» WHAT THE TASK REQUIRES
Return each entry exactly, with none missing.

··· DATA SECTION ···

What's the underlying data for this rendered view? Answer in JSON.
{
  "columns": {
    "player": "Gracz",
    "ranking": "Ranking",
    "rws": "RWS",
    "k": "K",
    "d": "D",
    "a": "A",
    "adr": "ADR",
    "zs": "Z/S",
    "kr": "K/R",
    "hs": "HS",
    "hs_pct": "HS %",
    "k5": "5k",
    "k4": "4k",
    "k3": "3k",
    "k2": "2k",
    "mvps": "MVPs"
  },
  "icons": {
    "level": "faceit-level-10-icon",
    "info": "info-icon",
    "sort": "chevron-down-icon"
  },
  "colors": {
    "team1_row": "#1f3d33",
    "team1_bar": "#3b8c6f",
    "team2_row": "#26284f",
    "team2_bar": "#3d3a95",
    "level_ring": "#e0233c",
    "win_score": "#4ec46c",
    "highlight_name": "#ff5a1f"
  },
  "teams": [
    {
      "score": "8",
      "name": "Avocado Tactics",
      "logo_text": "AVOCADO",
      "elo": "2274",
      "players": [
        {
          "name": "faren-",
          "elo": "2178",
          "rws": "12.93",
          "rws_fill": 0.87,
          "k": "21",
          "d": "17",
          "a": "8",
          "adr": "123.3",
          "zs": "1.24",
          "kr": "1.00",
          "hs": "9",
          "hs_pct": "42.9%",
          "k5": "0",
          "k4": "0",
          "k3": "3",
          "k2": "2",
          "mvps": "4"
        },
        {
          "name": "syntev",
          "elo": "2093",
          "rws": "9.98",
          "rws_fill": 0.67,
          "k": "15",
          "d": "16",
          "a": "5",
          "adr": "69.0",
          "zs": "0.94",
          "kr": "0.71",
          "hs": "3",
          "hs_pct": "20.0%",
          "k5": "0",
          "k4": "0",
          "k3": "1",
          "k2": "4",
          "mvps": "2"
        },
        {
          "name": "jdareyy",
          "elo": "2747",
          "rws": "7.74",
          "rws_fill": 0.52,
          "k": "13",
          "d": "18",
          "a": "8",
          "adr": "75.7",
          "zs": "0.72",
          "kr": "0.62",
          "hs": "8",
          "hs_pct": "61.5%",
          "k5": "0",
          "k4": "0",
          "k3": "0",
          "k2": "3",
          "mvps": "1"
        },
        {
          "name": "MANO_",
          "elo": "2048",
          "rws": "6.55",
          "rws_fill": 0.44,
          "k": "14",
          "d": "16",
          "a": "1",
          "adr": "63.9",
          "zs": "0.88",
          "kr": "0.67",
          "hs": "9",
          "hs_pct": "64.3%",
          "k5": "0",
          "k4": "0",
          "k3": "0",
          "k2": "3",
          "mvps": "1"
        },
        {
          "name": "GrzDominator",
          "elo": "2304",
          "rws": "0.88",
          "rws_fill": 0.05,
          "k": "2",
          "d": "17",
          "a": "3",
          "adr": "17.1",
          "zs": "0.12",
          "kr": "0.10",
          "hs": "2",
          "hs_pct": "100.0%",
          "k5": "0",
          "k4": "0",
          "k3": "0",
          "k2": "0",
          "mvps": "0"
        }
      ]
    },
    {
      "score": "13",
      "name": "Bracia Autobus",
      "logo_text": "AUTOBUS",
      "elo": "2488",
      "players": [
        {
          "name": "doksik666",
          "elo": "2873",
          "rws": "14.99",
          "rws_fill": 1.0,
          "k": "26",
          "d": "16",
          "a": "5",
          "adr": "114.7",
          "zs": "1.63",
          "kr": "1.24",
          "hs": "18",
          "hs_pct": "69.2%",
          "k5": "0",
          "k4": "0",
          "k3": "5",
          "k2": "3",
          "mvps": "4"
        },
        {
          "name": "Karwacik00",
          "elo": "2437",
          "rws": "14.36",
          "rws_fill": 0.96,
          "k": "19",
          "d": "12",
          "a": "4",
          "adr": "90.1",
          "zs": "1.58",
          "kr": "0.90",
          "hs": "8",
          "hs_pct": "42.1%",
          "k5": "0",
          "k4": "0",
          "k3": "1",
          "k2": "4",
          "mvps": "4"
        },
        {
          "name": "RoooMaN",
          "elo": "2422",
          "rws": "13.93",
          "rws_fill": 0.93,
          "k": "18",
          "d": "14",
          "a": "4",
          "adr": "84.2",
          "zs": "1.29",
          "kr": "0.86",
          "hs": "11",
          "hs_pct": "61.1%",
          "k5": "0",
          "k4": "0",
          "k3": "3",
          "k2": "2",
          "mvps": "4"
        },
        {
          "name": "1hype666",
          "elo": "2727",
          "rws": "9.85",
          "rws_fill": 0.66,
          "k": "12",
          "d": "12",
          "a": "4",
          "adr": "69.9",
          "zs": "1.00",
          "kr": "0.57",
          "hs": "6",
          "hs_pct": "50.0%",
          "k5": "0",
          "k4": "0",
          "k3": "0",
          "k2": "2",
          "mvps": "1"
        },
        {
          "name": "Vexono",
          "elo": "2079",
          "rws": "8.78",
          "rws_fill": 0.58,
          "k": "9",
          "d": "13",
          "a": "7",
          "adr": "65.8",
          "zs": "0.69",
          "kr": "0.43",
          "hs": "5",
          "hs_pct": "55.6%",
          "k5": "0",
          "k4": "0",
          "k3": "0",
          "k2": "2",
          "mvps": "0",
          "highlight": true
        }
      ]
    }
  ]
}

···

» SOLUTION TO THIS TASK
What's the underlying data for this rendered view? Answer in JSON.
{
  "columns": {
    "player": "Gracz",
    "ranking": "Ranking",
    "rws": "RWS",
    "k": "K",
    "d": "D",
    "a": "A",
    "adr": "ADR",
    "zs": "Z/S",
    "kr": "K/R",
    "hs": "HS",
    "hs_pct": "HS %",
    "k5": "5k",
    "k4": "4k",
    "k3": "3k",
    "k2": "2k",
    "mvps": "MVPs"
  },
  "icons": {
    "level": "faceit-level-10-icon",
    "info": "info-icon",
    "sort": "chevron-down-icon"
  },
  "colors": {
    "team1_row": "#1f3d33",
    "team1_bar": "#3b8c6f",
    "team2_row": "#26284f",
    "team2_bar": "#3d3a95",
    "level_ring": "#e0233c",
    "win_score": "#4ec46c",
    "highlight_name": "#ff5a1f"
  },
  "teams": [
    {
      "score": "8",
      "name": "Avocado Tactics",
      "logo_text": "AVOCADO",
      "elo": "2274",
      "players": [
        {
          "name": "faren-",
          "elo": "2178",
          "rws": "12.93",
          "rws_fill": 0.87,
          "k": "21",
          "d": "17",
          "a": "8",
          "adr": "123.3",
          "zs": "1.24",
          "kr": "1.00",
          "hs": "9",
          "hs_pct": "42.9%",
          "k5": "0",
          "k4": "0",
          "k3": "3",
          "k2": "2",
          "mvps": "4"
        },
        {
          "name": "syntev",
          "elo": "2093",
          "rws": "9.98",
          "rws_fill": 0.67,
          "k": "15",
          "d": "16",
          "a": "5",
          "adr": "69.0",
          "zs": "0.94",
          "kr": "0.71",
          "hs": "3",
          "hs_pct": "20.0%",
          "k5": "0",
          "k4": "0",
          "k3": "1",
          "k2": "4",
          "mvps": "2"
        },
        {
          "name": "jdareyy",
          "elo": "2747",
          "rws": "7.74",
          "rws_fill": 0.52,
          "k": "13",
          "d": "18",
          "a": "8",
          "adr": "75.7",
          "zs": "0.72",
          "kr": "0.62",
          "hs": "8",
          "hs_pct": "61.5%",
          "k5": "0",
          "k4": "0",
          "k3": "0",
          "k2": "3",
          "mvps": "1"
        },
        {
          "name": "MANO_",
          "elo": "2048",
          "rws": "6.55",
          "rws_fill": 0.44,
          "k": "14",
          "d": "16",
          "a": "1",
          "adr": "63.9",
          "zs": "0.88",
          "kr": "0.67",
          "hs": "9",
          "hs_pct": "64.3%",
          "k5": "0",
          "k4": "0",
          "k3": "0",
          "k2": "3",
          "mvps": "1"
        },
        {
          "name": "GrzDominator",
          "elo": "2304",
          "rws": "0.88",
          "rws_fill": 0.05,
          "k": "2",
          "d": "17",
          "a": "3",
          "adr": "17.1",
          "zs": "0.12",
          "kr": "0.10",
          "hs": "2",
          "hs_pct": "100.0%",
          "k5": "0",
          "k4": "0",
          "k3": "0",
          "k2": "0",
          "mvps": "0"
        }
      ]
    },
    {
      "score": "13",
      "name": "Bracia Autobus",
      "logo_text": "AUTOBUS",
      "elo": "2488",
      "players": [
        {
          "name": "doksik666",
          "elo": "2873",
          "rws": "14.99",
          "rws_fill": 1.0,
          "k": "26",
          "d": "16",
          "a": "5",
          "adr": "114.7",
          "zs": "1.63",
          "kr": "1.24",
          "hs": "18",
          "hs_pct": "69.2%",
          "k5": "0",
          "k4": "0",
          "k3": "5",
          "k2": "3",
          "mvps": "4"
        },
        {
          "name": "Karwacik00",
          "elo": "2437",
          "rws": "14.36",
          "rws_fill": 0.96,
          "k": "19",
          "d": "12",
          "a": "4",
          "adr": "90.1",
          "zs": "1.58",
          "kr": "0.90",
          "hs": "8",
          "hs_pct": "42.1%",
          "k5": "0",
          "k4": "0",
          "k3": "1",
          "k2": "4",
          "mvps": "4"
        },
        {
          "name": "RoooMaN",
          "elo": "2422",
          "rws": "13.93",
          "rws_fill": 0.93,
          "k": "18",
          "d": "14",
          "a": "4",
          "adr": "84.2",
          "zs": "1.29",
          "kr": "0.86",
          "hs": "11",
          "hs_pct": "61.1%",
          "k5": "0",
          "k4": "0",
          "k3": "3",
          "k2": "2",
          "mvps": "4"
        },
        {
          "name": "1hype666",
          "elo": "2727",
          "rws": "9.85",
          "rws_fill": 0.66,
          "k": "12",
          "d": "12",
          "a": "4",
          "adr": "69.9",
          "zs": "1.00",
          "kr": "0.57",
          "hs": "6",
          "hs_pct": "50.0%",
          "k5": "0",
          "k4": "0",
          "k3": "0",
          "k2": "2",
          "mvps": "1"
        },
        {
          "name": "Vexono",
          "elo": "2079",
          "rws": "8.78",
          "rws_fill": 0.58,
          "k": "9",
          "d": "13",
          "a": "7",
          "adr": "65.8",
          "zs": "0.69",
          "kr": "0.43",
          "hs": "5",
          "hs_pct": "55.6%",
          "k5": "0",
          "k4": "0",
          "k3": "0",
          "k2": "2",
          "mvps": "0",
          "highlight": true
        }
      ]
    }
  ]
}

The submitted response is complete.